Layout records:
_____
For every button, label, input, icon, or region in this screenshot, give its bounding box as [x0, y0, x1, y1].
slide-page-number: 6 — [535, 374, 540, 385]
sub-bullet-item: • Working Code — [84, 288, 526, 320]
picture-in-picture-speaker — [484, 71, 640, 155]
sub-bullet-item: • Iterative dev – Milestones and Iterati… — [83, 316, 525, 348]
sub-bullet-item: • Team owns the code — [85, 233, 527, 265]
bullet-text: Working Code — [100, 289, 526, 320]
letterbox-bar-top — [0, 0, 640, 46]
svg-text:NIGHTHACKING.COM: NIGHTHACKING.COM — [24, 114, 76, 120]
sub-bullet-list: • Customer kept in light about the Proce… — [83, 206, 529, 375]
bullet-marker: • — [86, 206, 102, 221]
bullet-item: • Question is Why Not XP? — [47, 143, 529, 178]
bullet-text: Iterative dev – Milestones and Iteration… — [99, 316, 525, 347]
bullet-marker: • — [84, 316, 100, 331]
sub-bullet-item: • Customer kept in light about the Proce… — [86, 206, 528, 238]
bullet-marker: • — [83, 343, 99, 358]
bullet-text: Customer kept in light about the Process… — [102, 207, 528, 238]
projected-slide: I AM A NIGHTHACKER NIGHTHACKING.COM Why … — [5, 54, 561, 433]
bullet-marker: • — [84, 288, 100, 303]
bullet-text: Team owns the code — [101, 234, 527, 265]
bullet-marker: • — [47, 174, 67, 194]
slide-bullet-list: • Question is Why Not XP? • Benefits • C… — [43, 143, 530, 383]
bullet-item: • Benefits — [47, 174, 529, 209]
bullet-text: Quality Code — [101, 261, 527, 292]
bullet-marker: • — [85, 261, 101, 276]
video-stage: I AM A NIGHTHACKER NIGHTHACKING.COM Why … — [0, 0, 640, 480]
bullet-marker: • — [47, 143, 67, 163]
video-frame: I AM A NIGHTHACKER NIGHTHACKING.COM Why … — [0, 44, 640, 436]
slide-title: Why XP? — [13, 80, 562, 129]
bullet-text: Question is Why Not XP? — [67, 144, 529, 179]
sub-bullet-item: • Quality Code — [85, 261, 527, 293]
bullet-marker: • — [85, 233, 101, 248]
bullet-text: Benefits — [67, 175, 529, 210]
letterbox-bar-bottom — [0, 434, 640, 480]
_____
Task details: Arrange every line of the listing above as a JSON list of strings, one string per line, leaving out blank lines.

Finished exercise:
[
  "For every button, label, input, icon, or region in this screenshot, give its bounding box as [x0, y0, x1, y1].",
  "slide-page-number: 6 — [535, 374, 540, 385]",
  "sub-bullet-item: • Working Code — [84, 288, 526, 320]",
  "picture-in-picture-speaker — [484, 71, 640, 155]",
  "sub-bullet-item: • Iterative dev – Milestones and Iterati… — [83, 316, 525, 348]",
  "sub-bullet-item: • Team owns the code — [85, 233, 527, 265]",
  "bullet-text: Working Code — [100, 289, 526, 320]",
  "letterbox-bar-top — [0, 0, 640, 46]",
  "svg-text:NIGHTHACKING.COM: NIGHTHACKING.COM — [24, 114, 76, 120]",
  "sub-bullet-list: • Customer kept in light about the Proce… — [83, 206, 529, 375]",
  "bullet-marker: • — [86, 206, 102, 221]",
  "bullet-item: • Question is Why Not XP? — [47, 143, 529, 178]",
  "bullet-text: Iterative dev – Milestones and Iteration… — [99, 316, 525, 347]",
  "bullet-marker: • — [84, 316, 100, 331]",
  "sub-bullet-item: • Customer kept in light about the Proce… — [86, 206, 528, 238]",
  "bullet-marker: • — [83, 343, 99, 358]",
  "bullet-text: Customer kept in light about the Process… — [102, 207, 528, 238]",
  "projected-slide: I AM A NIGHTHACKER NIGHTHACKING.COM Why … — [5, 54, 561, 433]",
  "bullet-marker: • — [84, 288, 100, 303]",
  "bullet-text: Team owns the code — [101, 234, 527, 265]",
  "bullet-marker: • — [47, 174, 67, 194]",
  "slide-bullet-list: • Question is Why Not XP? • Benefits • C… — [43, 143, 530, 383]",
  "bullet-item: • Benefits — [47, 174, 529, 209]",
  "bullet-text: Quality Code — [101, 261, 527, 292]",
  "bullet-marker: • — [85, 261, 101, 276]",
  "video-stage: I AM A NIGHTHACKER NIGHTHACKING.COM Why … — [0, 0, 640, 480]",
  "bullet-marker: • — [47, 143, 67, 163]",
  "video-frame: I AM A NIGHTHACKER NIGHTHACKING.COM Why … — [0, 44, 640, 436]",
  "slide-title: Why XP? — [13, 80, 562, 129]",
  "bullet-text: Question is Why Not XP? — [67, 144, 529, 179]",
  "sub-bullet-item: • Quality Code — [85, 261, 527, 293]",
  "bullet-marker: • — [85, 233, 101, 248]",
  "bullet-text: Benefits — [67, 175, 529, 210]",
  "letterbox-bar-bottom — [0, 434, 640, 480]"
]